What is expected:
Tally the lines containing "title" and report the number alone.

Source material:
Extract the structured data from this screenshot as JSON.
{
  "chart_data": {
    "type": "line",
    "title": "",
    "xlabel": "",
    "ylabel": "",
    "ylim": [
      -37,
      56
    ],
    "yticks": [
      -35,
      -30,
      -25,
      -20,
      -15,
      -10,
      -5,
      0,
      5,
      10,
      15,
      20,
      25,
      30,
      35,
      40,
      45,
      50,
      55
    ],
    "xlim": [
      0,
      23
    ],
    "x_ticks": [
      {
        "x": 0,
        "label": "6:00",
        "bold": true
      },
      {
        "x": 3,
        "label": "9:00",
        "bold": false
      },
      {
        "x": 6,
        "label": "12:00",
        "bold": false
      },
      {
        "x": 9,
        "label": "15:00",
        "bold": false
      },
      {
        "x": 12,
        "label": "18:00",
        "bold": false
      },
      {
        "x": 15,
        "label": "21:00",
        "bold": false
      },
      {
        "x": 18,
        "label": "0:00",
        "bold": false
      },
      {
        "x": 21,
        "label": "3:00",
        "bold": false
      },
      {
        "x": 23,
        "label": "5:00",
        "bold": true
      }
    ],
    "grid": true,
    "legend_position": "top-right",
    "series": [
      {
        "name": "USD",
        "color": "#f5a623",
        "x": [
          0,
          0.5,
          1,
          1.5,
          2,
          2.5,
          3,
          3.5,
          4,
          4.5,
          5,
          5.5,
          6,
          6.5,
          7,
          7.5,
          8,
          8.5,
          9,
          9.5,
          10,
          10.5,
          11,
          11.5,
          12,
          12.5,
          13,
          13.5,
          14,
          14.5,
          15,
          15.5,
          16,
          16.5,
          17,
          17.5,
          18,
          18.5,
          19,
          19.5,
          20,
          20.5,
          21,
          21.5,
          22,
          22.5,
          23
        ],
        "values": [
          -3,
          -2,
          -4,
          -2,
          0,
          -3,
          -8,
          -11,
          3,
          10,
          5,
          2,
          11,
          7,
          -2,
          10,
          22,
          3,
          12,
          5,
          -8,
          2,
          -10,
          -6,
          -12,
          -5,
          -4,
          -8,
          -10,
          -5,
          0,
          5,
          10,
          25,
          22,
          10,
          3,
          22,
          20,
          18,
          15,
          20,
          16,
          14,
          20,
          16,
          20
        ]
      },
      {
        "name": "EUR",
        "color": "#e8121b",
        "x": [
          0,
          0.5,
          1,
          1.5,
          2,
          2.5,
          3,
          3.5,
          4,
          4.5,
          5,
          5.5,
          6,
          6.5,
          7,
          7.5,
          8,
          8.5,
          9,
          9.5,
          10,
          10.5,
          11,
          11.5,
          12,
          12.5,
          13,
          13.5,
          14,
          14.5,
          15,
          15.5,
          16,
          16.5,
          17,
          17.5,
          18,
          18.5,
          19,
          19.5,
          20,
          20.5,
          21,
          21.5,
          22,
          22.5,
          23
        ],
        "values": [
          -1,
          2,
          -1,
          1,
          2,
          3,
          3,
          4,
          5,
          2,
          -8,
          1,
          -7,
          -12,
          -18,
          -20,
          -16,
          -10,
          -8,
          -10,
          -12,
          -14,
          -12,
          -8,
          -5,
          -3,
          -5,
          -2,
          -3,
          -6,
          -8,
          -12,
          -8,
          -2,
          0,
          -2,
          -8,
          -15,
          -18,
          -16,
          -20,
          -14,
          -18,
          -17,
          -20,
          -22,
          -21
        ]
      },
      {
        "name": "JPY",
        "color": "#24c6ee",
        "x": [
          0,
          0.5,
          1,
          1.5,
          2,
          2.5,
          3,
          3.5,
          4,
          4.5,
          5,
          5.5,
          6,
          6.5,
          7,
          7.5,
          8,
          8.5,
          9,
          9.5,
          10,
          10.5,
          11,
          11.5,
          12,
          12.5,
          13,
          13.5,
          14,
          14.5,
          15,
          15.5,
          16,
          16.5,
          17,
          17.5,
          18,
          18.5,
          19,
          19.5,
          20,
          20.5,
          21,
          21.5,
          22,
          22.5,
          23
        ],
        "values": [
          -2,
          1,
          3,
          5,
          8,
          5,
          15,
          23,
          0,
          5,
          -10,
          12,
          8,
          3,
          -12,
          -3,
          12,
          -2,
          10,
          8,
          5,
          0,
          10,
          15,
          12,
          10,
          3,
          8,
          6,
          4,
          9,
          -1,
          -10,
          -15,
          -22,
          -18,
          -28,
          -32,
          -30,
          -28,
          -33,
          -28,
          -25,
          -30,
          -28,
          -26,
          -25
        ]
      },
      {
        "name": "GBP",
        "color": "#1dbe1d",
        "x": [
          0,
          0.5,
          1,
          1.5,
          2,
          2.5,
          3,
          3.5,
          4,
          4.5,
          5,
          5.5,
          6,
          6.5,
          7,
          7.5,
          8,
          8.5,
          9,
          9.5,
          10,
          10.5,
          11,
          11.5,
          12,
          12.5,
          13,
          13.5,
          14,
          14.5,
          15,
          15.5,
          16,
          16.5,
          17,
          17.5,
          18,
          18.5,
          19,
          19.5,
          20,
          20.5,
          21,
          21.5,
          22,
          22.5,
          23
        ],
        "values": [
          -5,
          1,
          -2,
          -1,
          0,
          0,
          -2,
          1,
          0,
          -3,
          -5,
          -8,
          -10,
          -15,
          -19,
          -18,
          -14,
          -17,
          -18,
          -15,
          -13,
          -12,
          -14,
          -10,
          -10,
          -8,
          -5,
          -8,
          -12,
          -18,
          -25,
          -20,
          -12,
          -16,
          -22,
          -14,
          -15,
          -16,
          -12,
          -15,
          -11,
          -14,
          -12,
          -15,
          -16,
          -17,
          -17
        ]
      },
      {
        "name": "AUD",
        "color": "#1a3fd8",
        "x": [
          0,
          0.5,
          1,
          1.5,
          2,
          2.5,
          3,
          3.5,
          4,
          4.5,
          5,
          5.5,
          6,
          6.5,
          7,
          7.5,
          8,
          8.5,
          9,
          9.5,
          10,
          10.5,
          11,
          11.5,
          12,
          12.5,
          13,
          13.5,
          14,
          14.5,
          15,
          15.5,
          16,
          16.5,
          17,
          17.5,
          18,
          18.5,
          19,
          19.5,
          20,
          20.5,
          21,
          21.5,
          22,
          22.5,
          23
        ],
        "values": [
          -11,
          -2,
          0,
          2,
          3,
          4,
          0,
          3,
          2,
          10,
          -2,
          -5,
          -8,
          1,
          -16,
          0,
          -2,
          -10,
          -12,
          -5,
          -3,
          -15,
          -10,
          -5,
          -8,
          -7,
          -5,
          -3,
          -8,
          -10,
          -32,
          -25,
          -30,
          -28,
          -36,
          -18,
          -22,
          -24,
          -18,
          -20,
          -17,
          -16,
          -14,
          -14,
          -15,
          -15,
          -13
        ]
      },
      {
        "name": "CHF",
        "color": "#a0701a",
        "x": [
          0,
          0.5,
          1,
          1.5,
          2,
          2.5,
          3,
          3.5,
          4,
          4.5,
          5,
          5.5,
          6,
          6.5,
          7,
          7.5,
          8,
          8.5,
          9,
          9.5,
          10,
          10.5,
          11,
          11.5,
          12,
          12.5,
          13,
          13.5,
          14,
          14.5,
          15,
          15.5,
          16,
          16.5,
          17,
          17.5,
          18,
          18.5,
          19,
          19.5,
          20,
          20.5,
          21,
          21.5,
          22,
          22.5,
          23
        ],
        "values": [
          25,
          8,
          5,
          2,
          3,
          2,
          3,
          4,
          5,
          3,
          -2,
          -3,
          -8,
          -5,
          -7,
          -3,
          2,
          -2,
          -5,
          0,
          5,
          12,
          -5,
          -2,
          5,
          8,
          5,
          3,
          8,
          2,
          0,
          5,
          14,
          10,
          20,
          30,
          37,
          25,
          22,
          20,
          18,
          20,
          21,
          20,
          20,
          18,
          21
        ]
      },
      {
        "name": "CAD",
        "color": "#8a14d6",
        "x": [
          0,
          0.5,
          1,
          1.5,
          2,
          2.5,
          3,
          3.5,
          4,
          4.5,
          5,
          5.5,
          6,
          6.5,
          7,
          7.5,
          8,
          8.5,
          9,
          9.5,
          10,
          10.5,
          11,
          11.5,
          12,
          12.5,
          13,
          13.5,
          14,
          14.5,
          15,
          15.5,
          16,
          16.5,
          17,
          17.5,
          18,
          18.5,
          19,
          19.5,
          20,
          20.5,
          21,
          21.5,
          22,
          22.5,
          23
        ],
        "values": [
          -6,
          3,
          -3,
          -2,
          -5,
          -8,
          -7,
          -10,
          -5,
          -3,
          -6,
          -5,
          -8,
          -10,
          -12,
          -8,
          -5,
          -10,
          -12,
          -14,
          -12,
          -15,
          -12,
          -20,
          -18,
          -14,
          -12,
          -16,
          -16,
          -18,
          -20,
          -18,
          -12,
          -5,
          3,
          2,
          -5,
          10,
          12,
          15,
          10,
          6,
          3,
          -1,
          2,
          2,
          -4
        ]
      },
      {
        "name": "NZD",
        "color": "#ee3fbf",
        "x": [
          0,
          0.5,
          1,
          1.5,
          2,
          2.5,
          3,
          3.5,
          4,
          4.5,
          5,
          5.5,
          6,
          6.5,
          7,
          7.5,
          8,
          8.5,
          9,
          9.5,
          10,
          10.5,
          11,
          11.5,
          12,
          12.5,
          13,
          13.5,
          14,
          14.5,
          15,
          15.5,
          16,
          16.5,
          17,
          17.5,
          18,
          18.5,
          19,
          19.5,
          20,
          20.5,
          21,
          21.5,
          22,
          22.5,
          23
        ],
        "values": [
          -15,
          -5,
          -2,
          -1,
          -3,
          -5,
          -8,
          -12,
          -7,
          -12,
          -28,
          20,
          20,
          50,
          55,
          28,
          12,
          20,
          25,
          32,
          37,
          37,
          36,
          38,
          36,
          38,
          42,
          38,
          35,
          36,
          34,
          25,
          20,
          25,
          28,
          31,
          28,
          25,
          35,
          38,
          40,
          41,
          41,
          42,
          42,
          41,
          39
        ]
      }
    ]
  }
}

* * *

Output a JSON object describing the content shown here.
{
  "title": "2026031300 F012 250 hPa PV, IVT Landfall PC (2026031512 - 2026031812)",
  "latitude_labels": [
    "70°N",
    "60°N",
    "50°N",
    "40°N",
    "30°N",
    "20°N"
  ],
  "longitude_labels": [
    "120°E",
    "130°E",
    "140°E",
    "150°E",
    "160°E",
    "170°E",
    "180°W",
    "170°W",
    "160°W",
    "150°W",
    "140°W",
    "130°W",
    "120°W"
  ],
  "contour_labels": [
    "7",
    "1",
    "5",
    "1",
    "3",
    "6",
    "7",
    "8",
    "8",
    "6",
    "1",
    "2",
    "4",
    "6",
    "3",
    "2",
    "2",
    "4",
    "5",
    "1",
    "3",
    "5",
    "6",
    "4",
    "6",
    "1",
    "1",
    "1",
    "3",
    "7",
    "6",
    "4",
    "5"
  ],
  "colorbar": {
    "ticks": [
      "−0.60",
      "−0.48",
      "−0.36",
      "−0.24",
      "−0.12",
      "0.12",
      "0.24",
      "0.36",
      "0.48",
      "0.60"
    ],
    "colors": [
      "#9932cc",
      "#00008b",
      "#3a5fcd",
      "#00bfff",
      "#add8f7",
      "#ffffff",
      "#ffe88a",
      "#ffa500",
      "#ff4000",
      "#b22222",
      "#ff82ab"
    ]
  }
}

Answer:
2